══ TASK MATERIAL ══

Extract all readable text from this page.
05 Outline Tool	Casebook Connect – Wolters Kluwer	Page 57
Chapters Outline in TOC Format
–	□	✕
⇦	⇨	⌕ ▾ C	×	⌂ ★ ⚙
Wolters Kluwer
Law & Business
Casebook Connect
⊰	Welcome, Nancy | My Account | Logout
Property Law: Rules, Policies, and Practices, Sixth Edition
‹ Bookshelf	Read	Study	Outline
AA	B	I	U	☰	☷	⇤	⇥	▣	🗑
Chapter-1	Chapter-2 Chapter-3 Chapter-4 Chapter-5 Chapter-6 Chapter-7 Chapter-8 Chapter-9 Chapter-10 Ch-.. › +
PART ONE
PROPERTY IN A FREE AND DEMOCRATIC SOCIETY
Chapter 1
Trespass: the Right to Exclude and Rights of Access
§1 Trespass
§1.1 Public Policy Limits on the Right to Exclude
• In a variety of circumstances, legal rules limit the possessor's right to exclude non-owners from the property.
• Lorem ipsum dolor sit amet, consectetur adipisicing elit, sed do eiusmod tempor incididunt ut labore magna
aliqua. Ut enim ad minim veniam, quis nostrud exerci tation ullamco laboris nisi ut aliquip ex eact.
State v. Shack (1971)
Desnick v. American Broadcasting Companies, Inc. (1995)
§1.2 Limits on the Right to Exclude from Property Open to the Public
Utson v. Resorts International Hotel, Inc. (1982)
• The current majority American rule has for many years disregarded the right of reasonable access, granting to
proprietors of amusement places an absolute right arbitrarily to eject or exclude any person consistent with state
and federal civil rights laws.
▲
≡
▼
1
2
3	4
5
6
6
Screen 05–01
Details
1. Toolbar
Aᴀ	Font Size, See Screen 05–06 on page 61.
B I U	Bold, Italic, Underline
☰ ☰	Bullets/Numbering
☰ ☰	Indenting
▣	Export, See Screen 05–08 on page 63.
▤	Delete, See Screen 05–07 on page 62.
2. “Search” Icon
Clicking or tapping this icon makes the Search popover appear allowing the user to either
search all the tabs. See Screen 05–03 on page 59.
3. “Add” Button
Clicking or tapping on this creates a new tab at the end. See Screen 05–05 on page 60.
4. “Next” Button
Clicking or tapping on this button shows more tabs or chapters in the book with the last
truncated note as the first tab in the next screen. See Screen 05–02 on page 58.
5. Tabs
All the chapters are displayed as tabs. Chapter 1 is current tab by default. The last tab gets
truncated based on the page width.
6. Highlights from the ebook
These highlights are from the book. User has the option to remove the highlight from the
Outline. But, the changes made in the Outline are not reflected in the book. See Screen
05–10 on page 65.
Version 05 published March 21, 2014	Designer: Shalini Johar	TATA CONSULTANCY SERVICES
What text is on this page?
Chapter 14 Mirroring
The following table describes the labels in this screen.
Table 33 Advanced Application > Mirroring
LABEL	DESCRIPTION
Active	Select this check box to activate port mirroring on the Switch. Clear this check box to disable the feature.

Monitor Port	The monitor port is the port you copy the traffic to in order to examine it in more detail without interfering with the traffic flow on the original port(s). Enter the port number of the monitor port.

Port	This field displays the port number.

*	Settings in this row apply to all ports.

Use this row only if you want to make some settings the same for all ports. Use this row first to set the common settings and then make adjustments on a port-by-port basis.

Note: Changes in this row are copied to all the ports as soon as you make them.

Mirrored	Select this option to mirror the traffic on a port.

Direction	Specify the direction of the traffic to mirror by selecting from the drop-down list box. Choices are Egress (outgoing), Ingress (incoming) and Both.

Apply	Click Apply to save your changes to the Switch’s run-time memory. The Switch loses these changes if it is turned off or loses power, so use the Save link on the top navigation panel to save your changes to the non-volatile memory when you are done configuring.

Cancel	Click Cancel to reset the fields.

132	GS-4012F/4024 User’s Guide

═══

■ PROBLEM DESCRIPTION
Repeat the data precisely, reproducing every entry.

■ CORRECT ANSWER
Extract all readable text from this page.
05 Outline Tool	Casebook Connect – Wolters Kluwer	Page 57
Chapters Outline in TOC Format
–	□	✕
⇦	⇨	⌕ ▾ C	×	⌂ ★ ⚙
Wolters Kluwer
Law & Business
Casebook Connect
⊰	Welcome, Nancy | My Account | Logout
Property Law: Rules, Policies, and Practices, Sixth Edition
‹ Bookshelf	Read	Study	Outline
AA	B	I	U	☰	☷	⇤	⇥	▣	🗑
Chapter-1	Chapter-2 Chapter-3 Chapter-4 Chapter-5 Chapter-6 Chapter-7 Chapter-8 Chapter-9 Chapter-10 Ch-.. › +
PART ONE
PROPERTY IN A FREE AND DEMOCRATIC SOCIETY
Chapter 1
Trespass: the Right to Exclude and Rights of Access
§1 Trespass
§1.1 Public Policy Limits on the Right to Exclude
• In a variety of circumstances, legal rules limit the possessor's right to exclude non-owners from the property.
• Lorem ipsum dolor sit amet, consectetur adipisicing elit, sed do eiusmod tempor incididunt ut labore magna
aliqua. Ut enim ad minim veniam, quis nostrud exerci tation ullamco laboris nisi ut aliquip ex eact.
State v. Shack (1971)
Desnick v. American Broadcasting Companies, Inc. (1995)
§1.2 Limits on the Right to Exclude from Property Open to the Public
Utson v. Resorts International Hotel, Inc. (1982)
• The current majority American rule has for many years disregarded the right of reasonable access, granting to
proprietors of amusement places an absolute right arbitrarily to eject or exclude any person consistent with state
and federal civil rights laws.
▲
≡
▼
1
2
3	4
5
6
6
Screen 05–01
Details
1. Toolbar
Aᴀ	Font Size, See Screen 05–06 on page 61.
B I U	Bold, Italic, Underline
☰ ☰	Bullets/Numbering
☰ ☰	Indenting
▣	Export, See Screen 05–08 on page 63.
▤	Delete, See Screen 05–07 on page 62.
2. “Search” Icon
Clicking or tapping this icon makes the Search popover appear allowing the user to either
search all the tabs. See Screen 05–03 on page 59.
3. “Add” Button
Clicking or tapping on this creates a new tab at the end. See Screen 05–05 on page 60.
4. “Next” Button
Clicking or tapping on this button shows more tabs or chapters in the book with the last
truncated note as the first tab in the next screen. See Screen 05–02 on page 58.
5. Tabs
All the chapters are displayed as tabs. Chapter 1 is current tab by default. The last tab gets
truncated based on the page width.
6. Highlights from the ebook
These highlights are from the book. User has the option to remove the highlight from the
Outline. But, the changes made in the Outline are not reflected in the book. See Screen
05–10 on page 65.
Version 05 published March 21, 2014	Designer: Shalini Johar	TATA CONSULTANCY SERVICES
What text is on this page?
Chapter 14 Mirroring
The following table describes the labels in this screen.
Table 33 Advanced Application > Mirroring
LABEL	DESCRIPTION
Active	Select this check box to activate port mirroring on the Switch. Clear this check box to disable the feature.

Monitor Port	The monitor port is the port you copy the traffic to in order to examine it in more detail without interfering with the traffic flow on the original port(s). Enter the port number of the monitor port.

Port	This field displays the port number.

*	Settings in this row apply to all ports.

Use this row only if you want to make some settings the same for all ports. Use this row first to set the common settings and then make adjustments on a port-by-port basis.

Note: Changes in this row are copied to all the ports as soon as you make them.

Mirrored	Select this option to mirror the traffic on a port.

Direction	Specify the direction of the traffic to mirror by selecting from the drop-down list box. Choices are Egress (outgoing), Ingress (incoming) and Both.

Apply	Click Apply to save your changes to the Switch’s run-time memory. The Switch loses these changes if it is turned off or loses power, so use the Save link on the top navigation panel to save your changes to the non-volatile memory when you are done configuring.

Cancel	Click Cancel to reset the fields.

132	GS-4012F/4024 User’s Guide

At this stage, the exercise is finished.